##### Entries #####
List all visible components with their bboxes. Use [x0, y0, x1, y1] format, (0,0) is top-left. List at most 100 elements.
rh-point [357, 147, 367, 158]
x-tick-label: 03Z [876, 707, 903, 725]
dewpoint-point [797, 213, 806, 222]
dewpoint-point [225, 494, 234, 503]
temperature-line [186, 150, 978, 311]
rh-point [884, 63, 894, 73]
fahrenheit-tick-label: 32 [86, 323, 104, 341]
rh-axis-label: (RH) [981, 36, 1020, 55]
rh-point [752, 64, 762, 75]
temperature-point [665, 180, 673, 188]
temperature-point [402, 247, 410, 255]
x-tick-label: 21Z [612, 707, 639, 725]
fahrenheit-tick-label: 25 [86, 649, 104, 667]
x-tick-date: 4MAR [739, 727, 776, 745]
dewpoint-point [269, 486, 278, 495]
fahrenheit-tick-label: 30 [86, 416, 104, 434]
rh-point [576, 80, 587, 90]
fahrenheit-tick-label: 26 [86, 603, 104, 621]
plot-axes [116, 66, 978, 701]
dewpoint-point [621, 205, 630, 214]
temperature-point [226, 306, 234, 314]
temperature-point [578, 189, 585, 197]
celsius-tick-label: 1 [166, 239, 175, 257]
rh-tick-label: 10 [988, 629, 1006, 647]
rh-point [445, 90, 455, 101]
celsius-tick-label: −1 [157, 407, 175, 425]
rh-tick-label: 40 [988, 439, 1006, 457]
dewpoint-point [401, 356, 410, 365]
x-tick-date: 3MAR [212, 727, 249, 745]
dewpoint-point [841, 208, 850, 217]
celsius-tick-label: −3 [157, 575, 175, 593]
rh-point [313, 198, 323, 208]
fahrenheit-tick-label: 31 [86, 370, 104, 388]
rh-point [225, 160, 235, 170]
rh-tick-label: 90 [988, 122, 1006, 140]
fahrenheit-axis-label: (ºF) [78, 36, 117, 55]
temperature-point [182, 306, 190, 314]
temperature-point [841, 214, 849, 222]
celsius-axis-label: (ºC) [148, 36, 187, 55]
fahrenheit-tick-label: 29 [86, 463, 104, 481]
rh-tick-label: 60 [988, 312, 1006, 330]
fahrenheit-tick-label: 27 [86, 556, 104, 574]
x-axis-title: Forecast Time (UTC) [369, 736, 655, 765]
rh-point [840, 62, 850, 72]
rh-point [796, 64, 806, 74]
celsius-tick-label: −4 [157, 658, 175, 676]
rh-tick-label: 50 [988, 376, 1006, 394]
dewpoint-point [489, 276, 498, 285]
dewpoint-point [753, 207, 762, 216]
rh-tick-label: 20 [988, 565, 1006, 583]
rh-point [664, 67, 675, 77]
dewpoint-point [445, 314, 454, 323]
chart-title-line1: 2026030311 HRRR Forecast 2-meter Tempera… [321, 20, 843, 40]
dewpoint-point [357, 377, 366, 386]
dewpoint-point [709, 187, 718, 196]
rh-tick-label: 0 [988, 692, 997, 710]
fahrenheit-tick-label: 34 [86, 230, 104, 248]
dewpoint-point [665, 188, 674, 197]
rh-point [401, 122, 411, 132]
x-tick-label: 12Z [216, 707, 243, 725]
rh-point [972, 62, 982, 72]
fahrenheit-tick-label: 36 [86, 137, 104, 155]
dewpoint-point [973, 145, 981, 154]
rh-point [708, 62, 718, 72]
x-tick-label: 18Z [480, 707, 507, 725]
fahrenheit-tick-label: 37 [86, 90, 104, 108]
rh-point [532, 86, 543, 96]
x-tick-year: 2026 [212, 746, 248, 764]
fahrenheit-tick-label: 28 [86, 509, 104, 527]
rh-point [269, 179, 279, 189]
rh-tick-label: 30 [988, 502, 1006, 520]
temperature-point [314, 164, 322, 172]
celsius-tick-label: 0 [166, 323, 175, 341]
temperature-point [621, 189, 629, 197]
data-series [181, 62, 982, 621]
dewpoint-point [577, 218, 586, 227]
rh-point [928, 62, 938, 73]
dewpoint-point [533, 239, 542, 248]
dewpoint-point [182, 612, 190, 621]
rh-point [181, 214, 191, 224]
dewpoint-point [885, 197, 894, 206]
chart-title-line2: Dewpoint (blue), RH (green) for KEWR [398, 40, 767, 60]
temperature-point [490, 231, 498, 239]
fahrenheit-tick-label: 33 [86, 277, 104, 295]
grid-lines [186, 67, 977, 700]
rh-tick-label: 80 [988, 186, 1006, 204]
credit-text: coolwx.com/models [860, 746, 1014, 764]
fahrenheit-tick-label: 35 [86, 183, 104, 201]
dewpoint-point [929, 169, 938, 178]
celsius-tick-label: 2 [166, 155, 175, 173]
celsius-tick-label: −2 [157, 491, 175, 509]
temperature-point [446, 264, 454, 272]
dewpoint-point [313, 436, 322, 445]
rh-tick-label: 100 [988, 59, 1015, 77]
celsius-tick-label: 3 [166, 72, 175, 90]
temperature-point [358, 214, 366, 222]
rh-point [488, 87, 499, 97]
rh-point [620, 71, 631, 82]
#####
_Prompt_
Reproduce the records above, replacing every occurrence of "temperature-point" with "temp-marker" and keeping everything else unchanged.

_Response to this task_
List all visible components with their bboxes. Use [x0, y0, x1, y1] format, (0,0) is top-left. List at most 100 elements.
rh-point [357, 147, 367, 158]
x-tick-label: 03Z [876, 707, 903, 725]
dewpoint-point [797, 213, 806, 222]
dewpoint-point [225, 494, 234, 503]
temperature-line [186, 150, 978, 311]
rh-point [884, 63, 894, 73]
fahrenheit-tick-label: 32 [86, 323, 104, 341]
rh-axis-label: (RH) [981, 36, 1020, 55]
rh-point [752, 64, 762, 75]
temp-marker [665, 180, 673, 188]
temp-marker [402, 247, 410, 255]
x-tick-label: 21Z [612, 707, 639, 725]
fahrenheit-tick-label: 25 [86, 649, 104, 667]
x-tick-date: 4MAR [739, 727, 776, 745]
dewpoint-point [269, 486, 278, 495]
fahrenheit-tick-label: 30 [86, 416, 104, 434]
rh-point [576, 80, 587, 90]
fahrenheit-tick-label: 26 [86, 603, 104, 621]
plot-axes [116, 66, 978, 701]
dewpoint-point [621, 205, 630, 214]
temp-marker [226, 306, 234, 314]
temp-marker [578, 189, 585, 197]
celsius-tick-label: 1 [166, 239, 175, 257]
rh-tick-label: 10 [988, 629, 1006, 647]
rh-point [445, 90, 455, 101]
celsius-tick-label: −1 [157, 407, 175, 425]
rh-tick-label: 40 [988, 439, 1006, 457]
dewpoint-point [401, 356, 410, 365]
x-tick-date: 3MAR [212, 727, 249, 745]
dewpoint-point [841, 208, 850, 217]
celsius-tick-label: −3 [157, 575, 175, 593]
rh-point [313, 198, 323, 208]
fahrenheit-tick-label: 31 [86, 370, 104, 388]
rh-point [225, 160, 235, 170]
rh-tick-label: 90 [988, 122, 1006, 140]
fahrenheit-axis-label: (ºF) [78, 36, 117, 55]
temp-marker [182, 306, 190, 314]
temp-marker [841, 214, 849, 222]
celsius-axis-label: (ºC) [148, 36, 187, 55]
fahrenheit-tick-label: 29 [86, 463, 104, 481]
rh-tick-label: 60 [988, 312, 1006, 330]
fahrenheit-tick-label: 27 [86, 556, 104, 574]
x-axis-title: Forecast Time (UTC) [369, 736, 655, 765]
rh-point [840, 62, 850, 72]
rh-point [796, 64, 806, 74]
celsius-tick-label: −4 [157, 658, 175, 676]
rh-tick-label: 50 [988, 376, 1006, 394]
dewpoint-point [489, 276, 498, 285]
dewpoint-point [753, 207, 762, 216]
rh-tick-label: 20 [988, 565, 1006, 583]
rh-point [664, 67, 675, 77]
dewpoint-point [445, 314, 454, 323]
chart-title-line1: 2026030311 HRRR Forecast 2-meter Tempera… [321, 20, 843, 40]
dewpoint-point [357, 377, 366, 386]
dewpoint-point [709, 187, 718, 196]
rh-tick-label: 0 [988, 692, 997, 710]
fahrenheit-tick-label: 34 [86, 230, 104, 248]
dewpoint-point [665, 188, 674, 197]
rh-point [401, 122, 411, 132]
x-tick-label: 12Z [216, 707, 243, 725]
rh-point [972, 62, 982, 72]
fahrenheit-tick-label: 36 [86, 137, 104, 155]
dewpoint-point [973, 145, 981, 154]
rh-point [708, 62, 718, 72]
x-tick-label: 18Z [480, 707, 507, 725]
fahrenheit-tick-label: 37 [86, 90, 104, 108]
rh-point [532, 86, 543, 96]
x-tick-year: 2026 [212, 746, 248, 764]
fahrenheit-tick-label: 28 [86, 509, 104, 527]
rh-point [269, 179, 279, 189]
rh-tick-label: 30 [988, 502, 1006, 520]
temp-marker [314, 164, 322, 172]
celsius-tick-label: 0 [166, 323, 175, 341]
temp-marker [621, 189, 629, 197]
data-series [181, 62, 982, 621]
dewpoint-point [577, 218, 586, 227]
rh-point [928, 62, 938, 73]
dewpoint-point [533, 239, 542, 248]
dewpoint-point [182, 612, 190, 621]
rh-point [181, 214, 191, 224]
dewpoint-point [885, 197, 894, 206]
chart-title-line2: Dewpoint (blue), RH (green) for KEWR [398, 40, 767, 60]
temp-marker [490, 231, 498, 239]
fahrenheit-tick-label: 33 [86, 277, 104, 295]
grid-lines [186, 67, 977, 700]
rh-tick-label: 80 [988, 186, 1006, 204]
credit-text: coolwx.com/models [860, 746, 1014, 764]
fahrenheit-tick-label: 35 [86, 183, 104, 201]
dewpoint-point [929, 169, 938, 178]
celsius-tick-label: 2 [166, 155, 175, 173]
celsius-tick-label: −2 [157, 491, 175, 509]
temp-marker [446, 264, 454, 272]
dewpoint-point [313, 436, 322, 445]
rh-tick-label: 100 [988, 59, 1015, 77]
celsius-tick-label: 3 [166, 72, 175, 90]
temp-marker [358, 214, 366, 222]
rh-point [488, 87, 499, 97]
rh-point [620, 71, 631, 82]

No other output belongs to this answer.